What you return should match every record exactly, with the images removed.

════════════════════

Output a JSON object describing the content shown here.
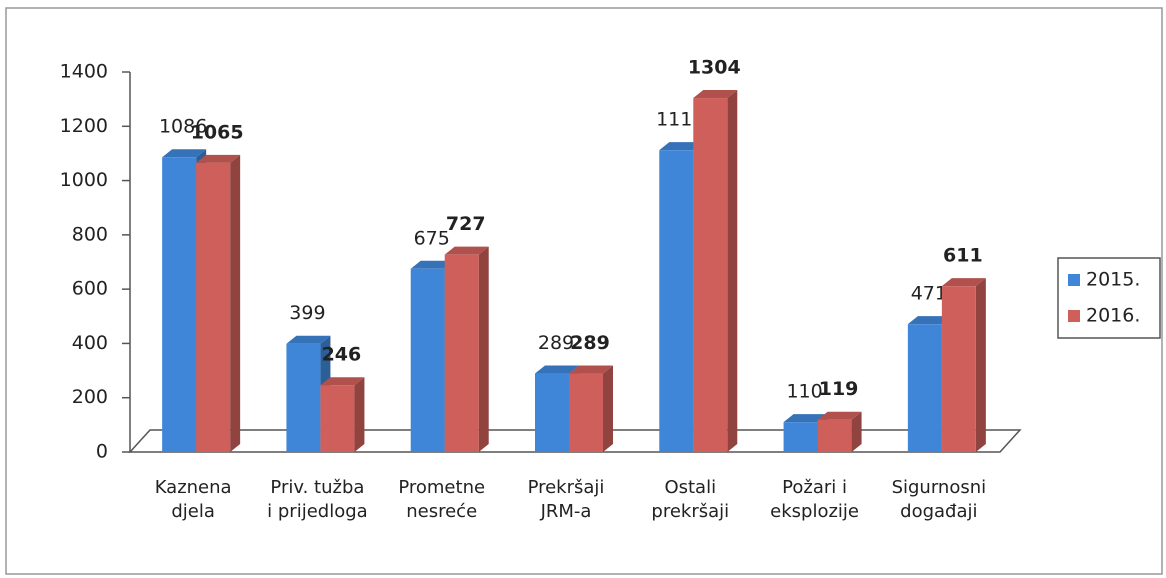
{
  "chart_data": {
    "type": "bar3d",
    "categories": [
      "Kaznena djela",
      "Priv. tužba i prijedloga",
      "Prometne nesreće",
      "Prekršaji JRM-a",
      "Ostali prekršaji",
      "Požari i eksplozije",
      "Sigurnosni događaji"
    ],
    "series": [
      {
        "name": "2015.",
        "color": "#3f86d8",
        "values": [
          1086,
          399,
          675,
          289,
          1112,
          110,
          471
        ]
      },
      {
        "name": "2016.",
        "color": "#cf5f5a",
        "values": [
          1065,
          246,
          727,
          289,
          1304,
          119,
          611
        ]
      }
    ],
    "ylim": [
      0,
      1400
    ],
    "yticks": [
      0,
      200,
      400,
      600,
      800,
      1000,
      1200,
      1400
    ],
    "legend": "right"
  }
}
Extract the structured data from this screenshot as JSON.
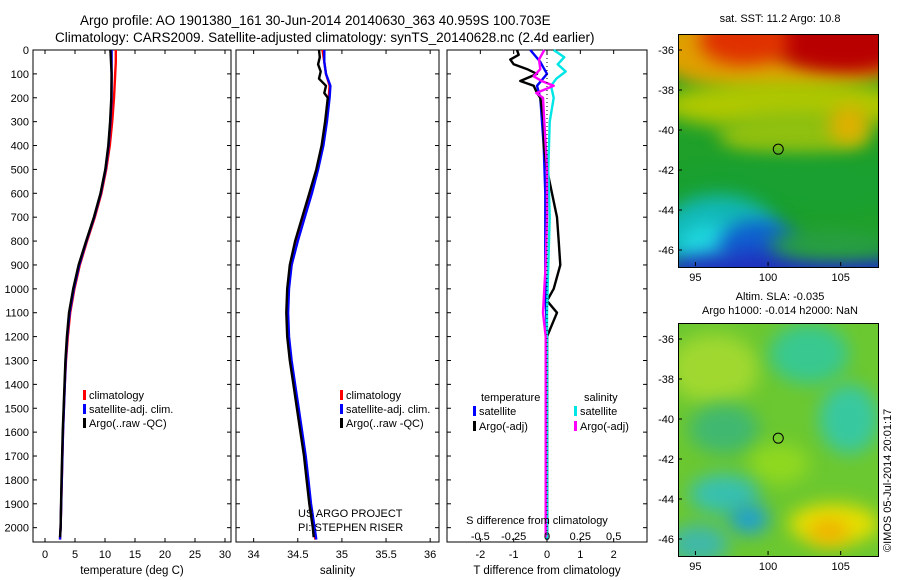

════════════════════

- RESPONSE
Output a JSON object describing the content shown here.
{
  "chart_data": {
    "type": "bar3d",
    "categories": [
      "Kaznena djela",
      "Priv. tužba i prijedloga",
      "Prometne nesreće",
      "Prekršaji JRM-a",
      "Ostali prekršaji",
      "Požari i eksplozije",
      "Sigurnosni događaji"
    ],
    "series": [
      {
        "name": "2015.",
        "color": "#3f86d8",
        "values": [
          1086,
          399,
          675,
          289,
          1112,
          110,
          471
        ]
      },
      {
        "name": "2016.",
        "color": "#cf5f5a",
        "values": [
          1065,
          246,
          727,
          289,
          1304,
          119,
          611
        ]
      }
    ],
    "ylim": [
      0,
      1400
    ],
    "yticks": [
      0,
      200,
      400,
      600,
      800,
      1000,
      1200,
      1400
    ],
    "legend": "right"
  }
}
Extract the structured data from this screenshot as JSON.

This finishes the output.